## Goal
Look through the data for the string "text". Copy every line where it is found.

─── Input rows

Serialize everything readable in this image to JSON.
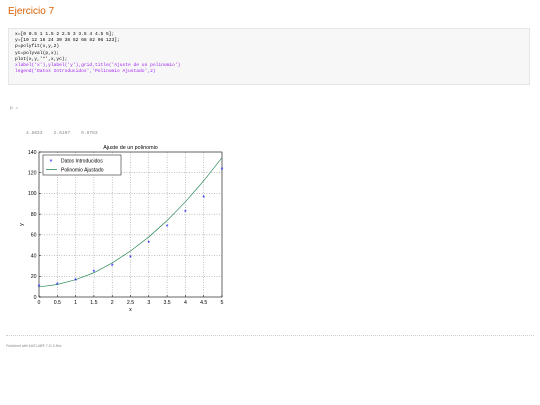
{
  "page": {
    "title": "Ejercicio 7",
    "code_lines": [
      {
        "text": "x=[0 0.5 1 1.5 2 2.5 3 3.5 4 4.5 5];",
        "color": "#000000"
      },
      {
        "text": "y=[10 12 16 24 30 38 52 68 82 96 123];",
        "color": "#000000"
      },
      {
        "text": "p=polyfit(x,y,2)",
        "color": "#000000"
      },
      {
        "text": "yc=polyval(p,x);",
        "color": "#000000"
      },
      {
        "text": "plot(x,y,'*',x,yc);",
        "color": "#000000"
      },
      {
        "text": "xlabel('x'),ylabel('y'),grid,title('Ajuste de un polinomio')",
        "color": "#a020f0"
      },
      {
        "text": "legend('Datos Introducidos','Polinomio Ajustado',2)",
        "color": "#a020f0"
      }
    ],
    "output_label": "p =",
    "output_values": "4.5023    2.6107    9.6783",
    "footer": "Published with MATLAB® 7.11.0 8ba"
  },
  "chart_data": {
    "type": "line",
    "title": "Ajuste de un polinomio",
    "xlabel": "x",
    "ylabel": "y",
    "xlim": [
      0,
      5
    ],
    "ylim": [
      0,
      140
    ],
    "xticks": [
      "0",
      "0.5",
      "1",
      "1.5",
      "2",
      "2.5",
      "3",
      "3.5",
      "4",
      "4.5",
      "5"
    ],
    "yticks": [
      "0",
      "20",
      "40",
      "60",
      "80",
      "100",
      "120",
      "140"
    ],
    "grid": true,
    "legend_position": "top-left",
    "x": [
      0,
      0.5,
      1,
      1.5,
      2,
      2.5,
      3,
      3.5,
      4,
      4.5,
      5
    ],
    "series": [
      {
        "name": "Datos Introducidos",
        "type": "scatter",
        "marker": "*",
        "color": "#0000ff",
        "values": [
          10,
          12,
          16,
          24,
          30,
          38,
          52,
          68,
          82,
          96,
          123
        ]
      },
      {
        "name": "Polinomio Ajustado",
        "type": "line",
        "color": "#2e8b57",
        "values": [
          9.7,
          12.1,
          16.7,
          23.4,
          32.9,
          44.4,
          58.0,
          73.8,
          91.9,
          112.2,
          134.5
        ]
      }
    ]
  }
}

──────

## Expected answer
        "text": "x=[0 0.5 1 1.5 2 2.5 3 3.5 4 4.5 5];",
        "text": "y=[10 12 16 24 30 38 52 68 82 96 123];",
        "text": "p=polyfit(x,y,2)",
        "text": "yc=polyval(p,x);",
        "text": "plot(x,y,'*',x,yc);",
        "text": "xlabel('x'),ylabel('y'),grid,title('Ajuste de un polinomio')",
        "text": "legend('Datos Introducidos','Polinomio Ajustado',2)",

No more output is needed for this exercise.